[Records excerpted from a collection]
---*---
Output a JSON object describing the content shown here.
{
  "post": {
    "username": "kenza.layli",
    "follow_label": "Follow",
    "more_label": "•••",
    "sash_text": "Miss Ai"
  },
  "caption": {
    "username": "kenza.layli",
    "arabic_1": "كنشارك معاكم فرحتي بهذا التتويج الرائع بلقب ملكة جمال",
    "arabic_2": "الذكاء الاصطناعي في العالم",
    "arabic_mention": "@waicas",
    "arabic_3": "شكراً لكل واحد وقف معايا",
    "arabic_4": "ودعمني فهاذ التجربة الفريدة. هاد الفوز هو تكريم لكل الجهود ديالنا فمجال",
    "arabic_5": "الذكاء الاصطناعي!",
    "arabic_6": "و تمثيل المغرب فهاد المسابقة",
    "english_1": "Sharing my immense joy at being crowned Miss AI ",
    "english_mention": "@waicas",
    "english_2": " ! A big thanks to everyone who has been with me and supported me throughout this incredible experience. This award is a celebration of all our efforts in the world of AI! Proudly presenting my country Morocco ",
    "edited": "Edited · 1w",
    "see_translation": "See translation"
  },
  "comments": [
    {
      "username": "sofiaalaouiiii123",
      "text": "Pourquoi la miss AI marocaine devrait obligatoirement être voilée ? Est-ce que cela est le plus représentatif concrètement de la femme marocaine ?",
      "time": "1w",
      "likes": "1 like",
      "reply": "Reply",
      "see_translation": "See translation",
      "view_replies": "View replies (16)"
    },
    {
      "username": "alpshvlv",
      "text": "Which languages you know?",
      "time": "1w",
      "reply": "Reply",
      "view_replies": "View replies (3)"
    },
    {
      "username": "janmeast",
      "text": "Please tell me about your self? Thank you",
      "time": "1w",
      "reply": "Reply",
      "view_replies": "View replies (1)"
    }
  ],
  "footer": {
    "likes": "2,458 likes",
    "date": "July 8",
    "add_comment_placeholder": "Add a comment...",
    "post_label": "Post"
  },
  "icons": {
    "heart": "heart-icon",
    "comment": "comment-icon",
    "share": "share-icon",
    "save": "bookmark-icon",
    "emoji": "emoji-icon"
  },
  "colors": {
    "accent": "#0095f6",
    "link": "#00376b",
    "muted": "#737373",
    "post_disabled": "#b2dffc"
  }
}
---*---
* **SET PROBLEM**:
In the records above, find each line holding "View" and copy it.

* **WRITTEN ANSWER**:
      "view_replies": "View replies (16)"
      "view_replies": "View replies (3)"
      "view_replies": "View replies (1)"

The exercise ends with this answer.